◆ SET TASK: Output each line of the material exactly as it stands.
======== RECORDS
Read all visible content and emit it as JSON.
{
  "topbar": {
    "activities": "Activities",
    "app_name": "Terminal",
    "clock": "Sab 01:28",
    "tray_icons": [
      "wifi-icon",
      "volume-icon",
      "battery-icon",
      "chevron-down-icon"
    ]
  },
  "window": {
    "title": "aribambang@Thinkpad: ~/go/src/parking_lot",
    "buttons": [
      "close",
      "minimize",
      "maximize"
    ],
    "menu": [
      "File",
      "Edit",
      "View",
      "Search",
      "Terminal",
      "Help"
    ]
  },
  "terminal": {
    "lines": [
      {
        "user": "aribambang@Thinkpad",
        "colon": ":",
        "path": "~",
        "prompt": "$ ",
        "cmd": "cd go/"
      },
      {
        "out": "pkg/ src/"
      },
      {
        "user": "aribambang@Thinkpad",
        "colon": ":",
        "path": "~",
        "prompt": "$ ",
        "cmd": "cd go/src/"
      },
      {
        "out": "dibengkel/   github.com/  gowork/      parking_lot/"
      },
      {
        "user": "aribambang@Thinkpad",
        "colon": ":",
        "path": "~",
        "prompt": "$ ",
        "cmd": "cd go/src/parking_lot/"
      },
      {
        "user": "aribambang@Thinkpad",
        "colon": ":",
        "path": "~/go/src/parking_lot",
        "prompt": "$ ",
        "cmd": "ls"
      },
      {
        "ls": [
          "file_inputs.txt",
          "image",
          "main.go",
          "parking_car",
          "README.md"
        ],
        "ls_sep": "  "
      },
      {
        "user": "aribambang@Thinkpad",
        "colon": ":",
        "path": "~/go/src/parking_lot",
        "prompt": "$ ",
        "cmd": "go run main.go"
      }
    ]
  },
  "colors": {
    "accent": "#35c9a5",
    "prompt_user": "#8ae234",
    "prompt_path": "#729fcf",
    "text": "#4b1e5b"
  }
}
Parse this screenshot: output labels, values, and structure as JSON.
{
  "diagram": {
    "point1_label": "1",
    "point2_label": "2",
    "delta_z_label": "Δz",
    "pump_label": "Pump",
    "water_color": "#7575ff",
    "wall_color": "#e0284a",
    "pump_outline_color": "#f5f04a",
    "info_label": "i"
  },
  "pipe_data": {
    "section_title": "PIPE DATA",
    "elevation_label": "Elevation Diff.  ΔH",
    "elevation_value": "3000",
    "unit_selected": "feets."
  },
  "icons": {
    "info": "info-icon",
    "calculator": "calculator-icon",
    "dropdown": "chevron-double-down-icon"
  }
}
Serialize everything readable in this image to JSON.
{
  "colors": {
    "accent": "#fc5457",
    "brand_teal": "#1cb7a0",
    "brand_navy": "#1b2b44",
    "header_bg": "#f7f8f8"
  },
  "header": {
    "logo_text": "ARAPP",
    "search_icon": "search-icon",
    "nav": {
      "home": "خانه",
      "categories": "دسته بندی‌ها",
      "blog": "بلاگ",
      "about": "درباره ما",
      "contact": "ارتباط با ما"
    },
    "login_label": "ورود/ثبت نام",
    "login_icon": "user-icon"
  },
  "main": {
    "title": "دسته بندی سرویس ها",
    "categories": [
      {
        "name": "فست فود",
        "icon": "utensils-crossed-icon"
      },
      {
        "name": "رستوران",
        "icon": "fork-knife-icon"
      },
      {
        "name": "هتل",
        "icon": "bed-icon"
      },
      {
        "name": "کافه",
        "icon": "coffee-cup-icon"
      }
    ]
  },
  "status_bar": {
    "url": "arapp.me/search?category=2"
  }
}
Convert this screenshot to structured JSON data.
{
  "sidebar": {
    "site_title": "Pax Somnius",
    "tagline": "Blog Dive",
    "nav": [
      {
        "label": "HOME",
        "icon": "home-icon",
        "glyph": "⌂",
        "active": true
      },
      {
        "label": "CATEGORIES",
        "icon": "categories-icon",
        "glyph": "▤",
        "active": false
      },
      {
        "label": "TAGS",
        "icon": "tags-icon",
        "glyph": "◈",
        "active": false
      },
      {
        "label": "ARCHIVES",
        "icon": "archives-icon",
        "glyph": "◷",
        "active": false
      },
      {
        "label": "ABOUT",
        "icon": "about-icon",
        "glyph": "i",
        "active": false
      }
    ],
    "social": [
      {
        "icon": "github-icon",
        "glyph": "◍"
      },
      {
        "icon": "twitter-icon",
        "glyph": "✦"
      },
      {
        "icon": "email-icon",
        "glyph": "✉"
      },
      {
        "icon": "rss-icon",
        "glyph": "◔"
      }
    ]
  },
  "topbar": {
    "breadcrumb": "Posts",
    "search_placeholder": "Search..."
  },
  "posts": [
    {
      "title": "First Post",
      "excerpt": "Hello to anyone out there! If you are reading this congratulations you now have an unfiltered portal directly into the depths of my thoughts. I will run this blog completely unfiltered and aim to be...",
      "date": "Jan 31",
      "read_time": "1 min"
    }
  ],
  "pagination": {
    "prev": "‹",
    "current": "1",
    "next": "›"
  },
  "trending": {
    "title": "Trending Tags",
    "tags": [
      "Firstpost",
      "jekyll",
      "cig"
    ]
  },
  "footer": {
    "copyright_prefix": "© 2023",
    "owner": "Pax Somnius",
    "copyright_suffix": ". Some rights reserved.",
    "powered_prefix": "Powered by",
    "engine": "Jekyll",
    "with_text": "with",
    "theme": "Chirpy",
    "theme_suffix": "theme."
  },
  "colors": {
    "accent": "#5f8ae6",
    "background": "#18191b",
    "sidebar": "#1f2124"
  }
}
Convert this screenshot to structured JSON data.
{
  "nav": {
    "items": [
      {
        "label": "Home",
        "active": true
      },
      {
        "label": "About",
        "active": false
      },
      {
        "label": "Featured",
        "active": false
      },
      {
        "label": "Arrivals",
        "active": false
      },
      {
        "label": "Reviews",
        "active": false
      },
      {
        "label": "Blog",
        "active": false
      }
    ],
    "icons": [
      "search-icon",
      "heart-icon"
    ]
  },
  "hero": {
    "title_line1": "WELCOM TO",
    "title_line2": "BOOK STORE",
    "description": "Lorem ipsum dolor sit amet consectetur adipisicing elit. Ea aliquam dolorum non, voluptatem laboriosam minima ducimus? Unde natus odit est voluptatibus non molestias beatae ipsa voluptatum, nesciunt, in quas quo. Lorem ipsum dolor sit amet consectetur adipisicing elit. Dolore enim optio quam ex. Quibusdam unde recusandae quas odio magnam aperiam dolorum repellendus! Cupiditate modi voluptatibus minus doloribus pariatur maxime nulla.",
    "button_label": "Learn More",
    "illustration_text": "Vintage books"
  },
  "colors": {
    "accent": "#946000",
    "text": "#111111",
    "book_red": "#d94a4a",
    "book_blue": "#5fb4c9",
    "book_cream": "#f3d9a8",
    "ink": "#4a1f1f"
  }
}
================
◆ RESULT FOR THIS TASK:
Read all visible content and emit it as JSON.
{
  "topbar": {
    "activities": "Activities",
    "app_name": "Terminal",
    "clock": "Sab 01:28",
    "tray_icons": [
      "wifi-icon",
      "volume-icon",
      "battery-icon",
      "chevron-down-icon"
    ]
  },
  "window": {
    "title": "aribambang@Thinkpad: ~/go/src/parking_lot",
    "buttons": [
      "close",
      "minimize",
      "maximize"
    ],
    "menu": [
      "File",
      "Edit",
      "View",
      "Search",
      "Terminal",
      "Help"
    ]
  },
  "terminal": {
    "lines": [
      {
        "user": "aribambang@Thinkpad",
        "colon": ":",
        "path": "~",
        "prompt": "$ ",
        "cmd": "cd go/"
      },
      {
        "out": "pkg/ src/"
      },
      {
        "user": "aribambang@Thinkpad",
        "colon": ":",
        "path": "~",
        "prompt": "$ ",
        "cmd": "cd go/src/"
      },
      {
        "out": "dibengkel/   github.com/  gowork/      parking_lot/"
      },
      {
        "user": "aribambang@Thinkpad",
        "colon": ":",
        "path": "~",
        "prompt": "$ ",
        "cmd": "cd go/src/parking_lot/"
      },
      {
        "user": "aribambang@Thinkpad",
        "colon": ":",
        "path": "~/go/src/parking_lot",
        "prompt": "$ ",
        "cmd": "ls"
      },
      {
        "ls": [
          "file_inputs.txt",
          "image",
          "main.go",
          "parking_car",
          "README.md"
        ],
        "ls_sep": "  "
      },
      {
        "user": "aribambang@Thinkpad",
        "colon": ":",
        "path": "~/go/src/parking_lot",
        "prompt": "$ ",
        "cmd": "go run main.go"
      }
    ]
  },
  "colors": {
    "accent": "#35c9a5",
    "prompt_user": "#8ae234",
    "prompt_path": "#729fcf",
    "text": "#4b1e5b"
  }
}
Parse this screenshot: output labels, values, and structure as JSON.
{
  "diagram": {
    "point1_label": "1",
    "point2_label": "2",
    "delta_z_label": "Δz",
    "pump_label": "Pump",
    "water_color": "#7575ff",
    "wall_color": "#e0284a",
    "pump_outline_color": "#f5f04a",
    "info_label": "i"
  },
  "pipe_data": {
    "section_title": "PIPE DATA",
    "elevation_label": "Elevation Diff.  ΔH",
    "elevation_value": "3000",
    "unit_selected": "feets."
  },
  "icons": {
    "info": "info-icon",
    "calculator": "calculator-icon",
    "dropdown": "chevron-double-down-icon"
  }
}
Serialize everything readable in this image to JSON.
{
  "colors": {
    "accent": "#fc5457",
    "brand_teal": "#1cb7a0",
    "brand_navy": "#1b2b44",
    "header_bg": "#f7f8f8"
  },
  "header": {
    "logo_text": "ARAPP",
    "search_icon": "search-icon",
    "nav": {
      "home": "خانه",
      "categories": "دسته بندی‌ها",
      "blog": "بلاگ",
      "about": "درباره ما",
      "contact": "ارتباط با ما"
    },
    "login_label": "ورود/ثبت نام",
    "login_icon": "user-icon"
  },
  "main": {
    "title": "دسته بندی سرویس ها",
    "categories": [
      {
        "name": "فست فود",
        "icon": "utensils-crossed-icon"
      },
      {
        "name": "رستوران",
        "icon": "fork-knife-icon"
      },
      {
        "name": "هتل",
        "icon": "bed-icon"
      },
      {
        "name": "کافه",
        "icon": "coffee-cup-icon"
      }
    ]
  },
  "status_bar": {
    "url": "arapp.me/search?category=2"
  }
}
Convert this screenshot to structured JSON data.
{
  "sidebar": {
    "site_title": "Pax Somnius",
    "tagline": "Blog Dive",
    "nav": [
      {
        "label": "HOME",
        "icon": "home-icon",
        "glyph": "⌂",
        "active": true
      },
      {
        "label": "CATEGORIES",
        "icon": "categories-icon",
        "glyph": "▤",
        "active": false
      },
      {
        "label": "TAGS",
        "icon": "tags-icon",
        "glyph": "◈",
        "active": false
      },
      {
        "label": "ARCHIVES",
        "icon": "archives-icon",
        "glyph": "◷",
        "active": false
      },
      {
        "label": "ABOUT",
        "icon": "about-icon",
        "glyph": "i",
        "active": false
      }
    ],
    "social": [
      {
        "icon": "github-icon",
        "glyph": "◍"
      },
      {
        "icon": "twitter-icon",
        "glyph": "✦"
      },
      {
        "icon": "email-icon",
        "glyph": "✉"
      },
      {
        "icon": "rss-icon",
        "glyph": "◔"
      }
    ]
  },
  "topbar": {
    "breadcrumb": "Posts",
    "search_placeholder": "Search..."
  },
  "posts": [
    {
      "title": "First Post",
      "excerpt": "Hello to anyone out there! If you are reading this congratulations you now have an unfiltered portal directly into the depths of my thoughts. I will run this blog completely unfiltered and aim to be...",
      "date": "Jan 31",
      "read_time": "1 min"
    }
  ],
  "pagination": {
    "prev": "‹",
    "current": "1",
    "next": "›"
  },
  "trending": {
    "title": "Trending Tags",
    "tags": [
      "Firstpost",
      "jekyll",
      "cig"
    ]
  },
  "footer": {
    "copyright_prefix": "© 2023",
    "owner": "Pax Somnius",
    "copyright_suffix": ". Some rights reserved.",
    "powered_prefix": "Powered by",
    "engine": "Jekyll",
    "with_text": "with",
    "theme": "Chirpy",
    "theme_suffix": "theme."
  },
  "colors": {
    "accent": "#5f8ae6",
    "background": "#18191b",
    "sidebar": "#1f2124"
  }
}
Convert this screenshot to structured JSON data.
{
  "nav": {
    "items": [
      {
        "label": "Home",
        "active": true
      },
      {
        "label": "About",
        "active": false
      },
      {
        "label": "Featured",
        "active": false
      },
      {
        "label": "Arrivals",
        "active": false
      },
      {
        "label": "Reviews",
        "active": false
      },
      {
        "label": "Blog",
        "active": false
      }
    ],
    "icons": [
      "search-icon",
      "heart-icon"
    ]
  },
  "hero": {
    "title_line1": "WELCOM TO",
    "title_line2": "BOOK STORE",
    "description": "Lorem ipsum dolor sit amet consectetur adipisicing elit. Ea aliquam dolorum non, voluptatem laboriosam minima ducimus? Unde natus odit est voluptatibus non molestias beatae ipsa voluptatum, nesciunt, in quas quo. Lorem ipsum dolor sit amet consectetur adipisicing elit. Dolore enim optio quam ex. Quibusdam unde recusandae quas odio magnam aperiam dolorum repellendus! Cupiditate modi voluptatibus minus doloribus pariatur maxime nulla.",
    "button_label": "Learn More",
    "illustration_text": "Vintage books"
  },
  "colors": {
    "accent": "#946000",
    "text": "#111111",
    "book_red": "#d94a4a",
    "book_blue": "#5fb4c9",
    "book_cream": "#f3d9a8",
    "ink": "#4a1f1f"
  }
}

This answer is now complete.